Copy each line of the data below exactly, leaving out pictures.

Saved data entries:
+ + +
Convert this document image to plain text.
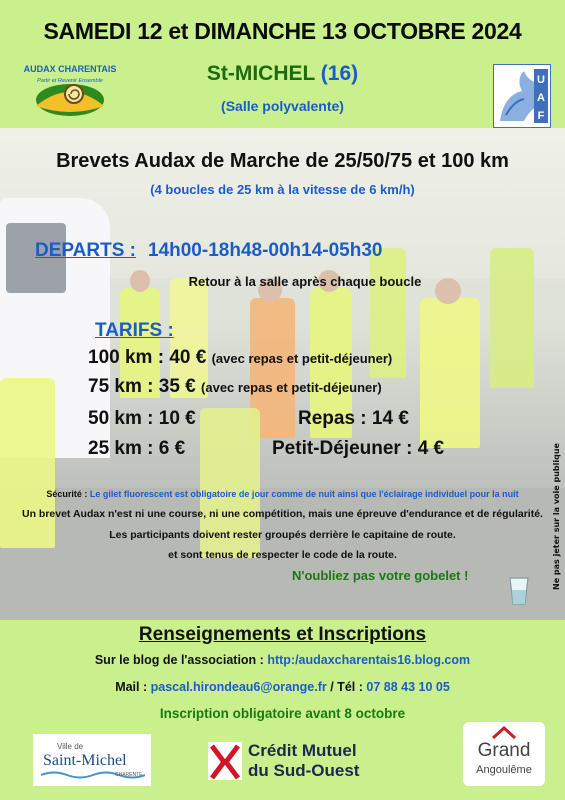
SAMEDI 12 et DIMANCHE 13 OCTOBRE 2024
St-MICHEL (16)
(Salle polyvalente)
AUDAX CHARENTAIS
Partir et Revenir Ensemble	U
A
F
Brevets Audax de Marche de 25/50/75 et 100 km
(4 boucles de 25 km à la vitesse de 6 km/h)
DEPARTS : 14h00-18h48-00h14-05h30
Retour à la salle après chaque boucle
TARIFS :
100 km : 40 € (avec repas et petit-déjeuner)
75 km : 35 € (avec repas et petit-déjeuner)
50 km : 10 €
25 km : 6 €
Repas : 14 €
Petit-Déjeuner : 4 €
Sécurité : Le gilet fluorescent est obligatoire de jour comme de nuit ainsi que l'éclairage individuel pour la nuit
Un brevet Audax n'est ni une course, ni une compétition, mais une épreuve d'endurance et de régularité.
Les participants doivent rester groupés derrière le capitaine de route.
et sont tenus de respecter le code de la route.
N'oubliez pas votre gobelet !	Ne pas jeter sur la voie publique
Renseignements et Inscriptions
Sur le blog de l'association : http:/audaxcharentais16.blog.com
Mail : pascal.hirondeau6@orange.fr / Tél : 07 88 43 10 05
Inscription obligatoire avant 8 octobre
Ville de
Saint-Michel
CHARENTE
Crédit Mutuel
du Sud-Ouest
Grand
Angoulême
+ + +
- **Result of the exercise**
Convert this document image to plain text.
SAMEDI 12 et DIMANCHE 13 OCTOBRE 2024
St-MICHEL (16)
(Salle polyvalente)
AUDAX CHARENTAIS
Partir et Revenir Ensemble	U
A
F
Brevets Audax de Marche de 25/50/75 et 100 km
(4 boucles de 25 km à la vitesse de 6 km/h)
DEPARTS : 14h00-18h48-00h14-05h30
Retour à la salle après chaque boucle
TARIFS :
100 km : 40 € (avec repas et petit-déjeuner)
75 km : 35 € (avec repas et petit-déjeuner)
50 km : 10 €
25 km : 6 €
Repas : 14 €
Petit-Déjeuner : 4 €
Sécurité : Le gilet fluorescent est obligatoire de jour comme de nuit ainsi que l'éclairage individuel pour la nuit
Un brevet Audax n'est ni une course, ni une compétition, mais une épreuve d'endurance et de régularité.
Les participants doivent rester groupés derrière le capitaine de route.
et sont tenus de respecter le code de la route.
N'oubliez pas votre gobelet !	Ne pas jeter sur la voie publique
Renseignements et Inscriptions
Sur le blog de l'association : http:/audaxcharentais16.blog.com
Mail : pascal.hirondeau6@orange.fr / Tél : 07 88 43 10 05
Inscription obligatoire avant 8 octobre
Ville de
Saint-Michel
CHARENTE
Crédit Mutuel
du Sud-Ouest
Grand
Angoulême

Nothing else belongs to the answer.